Every line of the material that follows must be printed again exactly.

□ □ □ □ □

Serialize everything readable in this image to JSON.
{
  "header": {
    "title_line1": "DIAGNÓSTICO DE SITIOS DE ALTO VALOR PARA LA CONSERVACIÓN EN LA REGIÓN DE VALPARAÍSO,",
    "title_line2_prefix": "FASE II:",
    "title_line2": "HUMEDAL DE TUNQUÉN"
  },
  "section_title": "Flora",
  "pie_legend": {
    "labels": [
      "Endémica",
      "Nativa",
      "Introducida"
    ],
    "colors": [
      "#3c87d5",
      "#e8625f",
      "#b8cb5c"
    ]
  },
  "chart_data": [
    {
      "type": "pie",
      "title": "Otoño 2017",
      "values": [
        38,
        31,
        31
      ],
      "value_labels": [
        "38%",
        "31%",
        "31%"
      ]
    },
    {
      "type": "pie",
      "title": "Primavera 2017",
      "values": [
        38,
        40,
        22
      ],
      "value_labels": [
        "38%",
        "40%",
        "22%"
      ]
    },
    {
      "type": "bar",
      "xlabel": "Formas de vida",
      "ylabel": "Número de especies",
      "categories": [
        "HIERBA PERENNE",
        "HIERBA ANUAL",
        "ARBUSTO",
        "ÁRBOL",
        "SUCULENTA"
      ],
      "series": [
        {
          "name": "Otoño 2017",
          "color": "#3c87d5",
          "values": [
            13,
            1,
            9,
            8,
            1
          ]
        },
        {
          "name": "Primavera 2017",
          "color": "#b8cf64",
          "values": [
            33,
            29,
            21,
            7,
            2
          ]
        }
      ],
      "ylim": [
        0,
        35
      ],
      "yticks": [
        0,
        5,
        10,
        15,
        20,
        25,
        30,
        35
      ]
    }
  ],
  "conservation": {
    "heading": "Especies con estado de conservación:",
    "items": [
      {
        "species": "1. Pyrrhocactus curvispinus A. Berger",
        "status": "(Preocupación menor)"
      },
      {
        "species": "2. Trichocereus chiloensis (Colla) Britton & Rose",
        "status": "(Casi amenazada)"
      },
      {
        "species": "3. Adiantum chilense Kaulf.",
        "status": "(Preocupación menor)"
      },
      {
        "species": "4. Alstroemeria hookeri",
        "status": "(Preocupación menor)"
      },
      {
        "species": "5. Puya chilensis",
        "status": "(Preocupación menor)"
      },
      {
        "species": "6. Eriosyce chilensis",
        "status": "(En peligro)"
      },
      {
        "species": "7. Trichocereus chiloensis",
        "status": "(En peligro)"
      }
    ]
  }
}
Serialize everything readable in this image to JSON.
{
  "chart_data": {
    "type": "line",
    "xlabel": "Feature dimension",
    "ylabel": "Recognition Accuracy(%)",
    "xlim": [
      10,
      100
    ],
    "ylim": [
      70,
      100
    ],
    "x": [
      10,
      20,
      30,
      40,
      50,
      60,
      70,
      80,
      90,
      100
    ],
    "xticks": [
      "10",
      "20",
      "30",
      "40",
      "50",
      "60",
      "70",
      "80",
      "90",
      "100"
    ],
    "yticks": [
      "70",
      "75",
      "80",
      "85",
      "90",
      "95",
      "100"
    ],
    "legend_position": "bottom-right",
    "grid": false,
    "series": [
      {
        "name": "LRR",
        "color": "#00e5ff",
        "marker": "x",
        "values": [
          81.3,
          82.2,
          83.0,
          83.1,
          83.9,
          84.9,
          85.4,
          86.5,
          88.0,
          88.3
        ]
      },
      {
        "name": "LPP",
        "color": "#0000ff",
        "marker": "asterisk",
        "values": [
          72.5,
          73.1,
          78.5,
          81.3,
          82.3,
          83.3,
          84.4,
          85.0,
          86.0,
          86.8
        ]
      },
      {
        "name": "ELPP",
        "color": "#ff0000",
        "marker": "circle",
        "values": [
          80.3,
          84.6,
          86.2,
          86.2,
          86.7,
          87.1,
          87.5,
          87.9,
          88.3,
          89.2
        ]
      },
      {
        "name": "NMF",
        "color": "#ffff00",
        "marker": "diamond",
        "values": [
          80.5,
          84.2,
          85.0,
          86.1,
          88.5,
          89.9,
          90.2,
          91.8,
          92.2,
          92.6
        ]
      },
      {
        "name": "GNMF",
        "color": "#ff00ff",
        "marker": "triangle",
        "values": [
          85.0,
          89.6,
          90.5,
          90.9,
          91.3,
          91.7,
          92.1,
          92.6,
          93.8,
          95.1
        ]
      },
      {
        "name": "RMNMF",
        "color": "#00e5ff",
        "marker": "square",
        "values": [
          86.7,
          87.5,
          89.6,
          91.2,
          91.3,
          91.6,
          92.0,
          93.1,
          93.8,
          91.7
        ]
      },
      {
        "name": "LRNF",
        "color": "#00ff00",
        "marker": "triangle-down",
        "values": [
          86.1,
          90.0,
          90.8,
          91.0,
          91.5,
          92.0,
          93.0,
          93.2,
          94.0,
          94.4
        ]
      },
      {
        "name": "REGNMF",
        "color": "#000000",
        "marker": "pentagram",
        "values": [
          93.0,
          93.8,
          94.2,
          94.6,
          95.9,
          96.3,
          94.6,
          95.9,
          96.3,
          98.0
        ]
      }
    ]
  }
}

□ □ □ □ □

■ **Task solution**
Serialize everything readable in this image to JSON.
{
  "header": {
    "title_line1": "DIAGNÓSTICO DE SITIOS DE ALTO VALOR PARA LA CONSERVACIÓN EN LA REGIÓN DE VALPARAÍSO,",
    "title_line2_prefix": "FASE II:",
    "title_line2": "HUMEDAL DE TUNQUÉN"
  },
  "section_title": "Flora",
  "pie_legend": {
    "labels": [
      "Endémica",
      "Nativa",
      "Introducida"
    ],
    "colors": [
      "#3c87d5",
      "#e8625f",
      "#b8cb5c"
    ]
  },
  "chart_data": [
    {
      "type": "pie",
      "title": "Otoño 2017",
      "values": [
        38,
        31,
        31
      ],
      "value_labels": [
        "38%",
        "31%",
        "31%"
      ]
    },
    {
      "type": "pie",
      "title": "Primavera 2017",
      "values": [
        38,
        40,
        22
      ],
      "value_labels": [
        "38%",
        "40%",
        "22%"
      ]
    },
    {
      "type": "bar",
      "xlabel": "Formas de vida",
      "ylabel": "Número de especies",
      "categories": [
        "HIERBA PERENNE",
        "HIERBA ANUAL",
        "ARBUSTO",
        "ÁRBOL",
        "SUCULENTA"
      ],
      "series": [
        {
          "name": "Otoño 2017",
          "color": "#3c87d5",
          "values": [
            13,
            1,
            9,
            8,
            1
          ]
        },
        {
          "name": "Primavera 2017",
          "color": "#b8cf64",
          "values": [
            33,
            29,
            21,
            7,
            2
          ]
        }
      ],
      "ylim": [
        0,
        35
      ],
      "yticks": [
        0,
        5,
        10,
        15,
        20,
        25,
        30,
        35
      ]
    }
  ],
  "conservation": {
    "heading": "Especies con estado de conservación:",
    "items": [
      {
        "species": "1. Pyrrhocactus curvispinus A. Berger",
        "status": "(Preocupación menor)"
      },
      {
        "species": "2. Trichocereus chiloensis (Colla) Britton & Rose",
        "status": "(Casi amenazada)"
      },
      {
        "species": "3. Adiantum chilense Kaulf.",
        "status": "(Preocupación menor)"
      },
      {
        "species": "4. Alstroemeria hookeri",
        "status": "(Preocupación menor)"
      },
      {
        "species": "5. Puya chilensis",
        "status": "(Preocupación menor)"
      },
      {
        "species": "6. Eriosyce chilensis",
        "status": "(En peligro)"
      },
      {
        "species": "7. Trichocereus chiloensis",
        "status": "(En peligro)"
      }
    ]
  }
}
Serialize everything readable in this image to JSON.
{
  "chart_data": {
    "type": "line",
    "xlabel": "Feature dimension",
    "ylabel": "Recognition Accuracy(%)",
    "xlim": [
      10,
      100
    ],
    "ylim": [
      70,
      100
    ],
    "x": [
      10,
      20,
      30,
      40,
      50,
      60,
      70,
      80,
      90,
      100
    ],
    "xticks": [
      "10",
      "20",
      "30",
      "40",
      "50",
      "60",
      "70",
      "80",
      "90",
      "100"
    ],
    "yticks": [
      "70",
      "75",
      "80",
      "85",
      "90",
      "95",
      "100"
    ],
    "legend_position": "bottom-right",
    "grid": false,
    "series": [
      {
        "name": "LRR",
        "color": "#00e5ff",
        "marker": "x",
        "values": [
          81.3,
          82.2,
          83.0,
          83.1,
          83.9,
          84.9,
          85.4,
          86.5,
          88.0,
          88.3
        ]
      },
      {
        "name": "LPP",
        "color": "#0000ff",
        "marker": "asterisk",
        "values": [
          72.5,
          73.1,
          78.5,
          81.3,
          82.3,
          83.3,
          84.4,
          85.0,
          86.0,
          86.8
        ]
      },
      {
        "name": "ELPP",
        "color": "#ff0000",
        "marker": "circle",
        "values": [
          80.3,
          84.6,
          86.2,
          86.2,
          86.7,
          87.1,
          87.5,
          87.9,
          88.3,
          89.2
        ]
      },
      {
        "name": "NMF",
        "color": "#ffff00",
        "marker": "diamond",
        "values": [
          80.5,
          84.2,
          85.0,
          86.1,
          88.5,
          89.9,
          90.2,
          91.8,
          92.2,
          92.6
        ]
      },
      {
        "name": "GNMF",
        "color": "#ff00ff",
        "marker": "triangle",
        "values": [
          85.0,
          89.6,
          90.5,
          90.9,
          91.3,
          91.7,
          92.1,
          92.6,
          93.8,
          95.1
        ]
      },
      {
        "name": "RMNMF",
        "color": "#00e5ff",
        "marker": "square",
        "values": [
          86.7,
          87.5,
          89.6,
          91.2,
          91.3,
          91.6,
          92.0,
          93.1,
          93.8,
          91.7
        ]
      },
      {
        "name": "LRNF",
        "color": "#00ff00",
        "marker": "triangle-down",
        "values": [
          86.1,
          90.0,
          90.8,
          91.0,
          91.5,
          92.0,
          93.0,
          93.2,
          94.0,
          94.4
        ]
      },
      {
        "name": "REGNMF",
        "color": "#000000",
        "marker": "pentagram",
        "values": [
          93.0,
          93.8,
          94.2,
          94.6,
          95.9,
          96.3,
          94.6,
          95.9,
          96.3,
          98.0
        ]
      }
    ]
  }
}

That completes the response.